**REQUIRED TASKS**:
- 1) For each statement about the cockatiel thread, answer yes or no, and quote the exact words from the thread that decide it. (a) Ísabella will turn 3 years old in March. (b) The poster found that the YouTube teaching lessons worked. (c) One reply says female lovebirds can learn to talk.
- 2) Rewrite the cockatiel thread starting with "from what i" and going on through "(Sep 23, 2011)", substituting "budgies" for "lovebirds".
- 3) According to the cockatiel thread, how old was Ísabella when she began hearing the music the poster often listens to?
##### PASSAGE #####
# harder teaching female cockatiel to talk?



## nannaa77 (Dec 18, 2011)

Hi  i was wondering if there is harder or if I cant teach my female cockatiel to talk?  I've heard that female cockatiels DON'T talk or its much harder to teach them ? I've tried it and Ísabella isnt talking yet she is gonna be 3 years old in march and we connect very easly . she loves listening to me sing for her and talk to her and i listen often to the same music that she has been hearing since she was 8 weeks old ! but she isnt dancing or singing with it , ive heard her sing but not often like 2 times or soemthing but not after any song .. but she doesnt repeat after me :/ i've tried to teach her wolf whistle and more but she looks at me like im retarded  haha 
does anyone know or own a female cockatiel who talks ? and how did u do it ? 
ive tried the youtube teaching lessons but they dont work


----------



## nannaa77 (Dec 18, 2011)

Anyone ?


----------



## lisaowens (Oct 17, 2011)

from what i have read and have been told females do not talk there has been a few cases in which a female has but that is very rare. female lovebirds can learn to talk and male cockatiels can learn to talk. my male cockatiel listens to me when i talk to him and sometimes he talks back like he is trying to repeat what i do my females don't they just listen


----------



## sunnysmom (Sep 23, 2011)
##### PROVIDED INFORMATION #####
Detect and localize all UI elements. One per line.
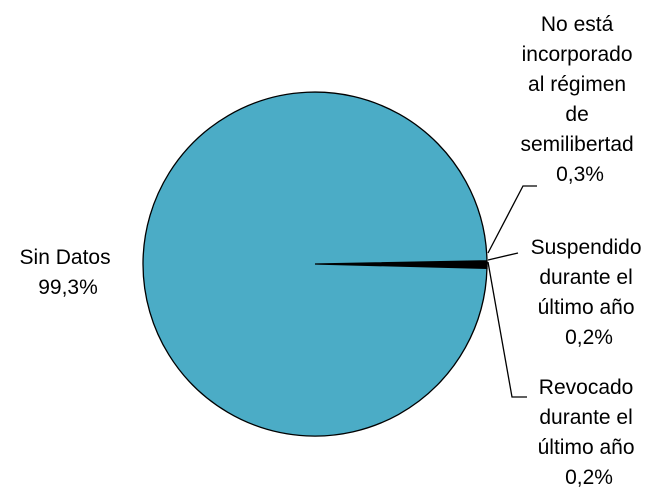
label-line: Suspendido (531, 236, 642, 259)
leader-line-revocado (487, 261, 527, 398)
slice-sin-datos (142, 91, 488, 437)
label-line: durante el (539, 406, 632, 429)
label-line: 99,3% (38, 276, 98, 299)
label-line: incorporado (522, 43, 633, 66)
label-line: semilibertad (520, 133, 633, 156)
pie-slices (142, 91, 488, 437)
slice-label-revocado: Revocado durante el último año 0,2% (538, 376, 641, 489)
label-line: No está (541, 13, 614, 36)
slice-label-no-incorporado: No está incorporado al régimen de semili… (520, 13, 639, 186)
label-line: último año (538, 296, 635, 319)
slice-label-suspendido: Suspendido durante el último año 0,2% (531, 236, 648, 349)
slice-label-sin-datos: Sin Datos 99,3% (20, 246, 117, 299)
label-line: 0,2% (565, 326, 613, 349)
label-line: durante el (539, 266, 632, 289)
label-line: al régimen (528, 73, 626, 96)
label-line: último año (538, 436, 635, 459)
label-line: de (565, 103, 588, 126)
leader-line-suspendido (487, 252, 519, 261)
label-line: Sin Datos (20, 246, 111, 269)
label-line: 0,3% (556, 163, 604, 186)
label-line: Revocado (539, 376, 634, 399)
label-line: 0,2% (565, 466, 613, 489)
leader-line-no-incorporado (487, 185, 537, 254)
#####
**CORRECT ANSWERS**:
- 1)
(a) Yes: "she is gonna be 3 years old in march"
(b) No: "ive tried the youtube teaching lessons but they dont work"
(c) Yes: "female lovebirds can learn to talk"

- 2)
from what i have read and have been told females do not talk there has been a few cases in which a female has but that is very rare. female budgies can learn to talk and male cockatiels can learn to talk. my male cockatiel listens to me when i talk to him and sometimes he talks back like he is trying to repeat what i do my females don't they just listen


----------



## sunnysmom (Sep 23, 2011)

- 3) 8 weeks old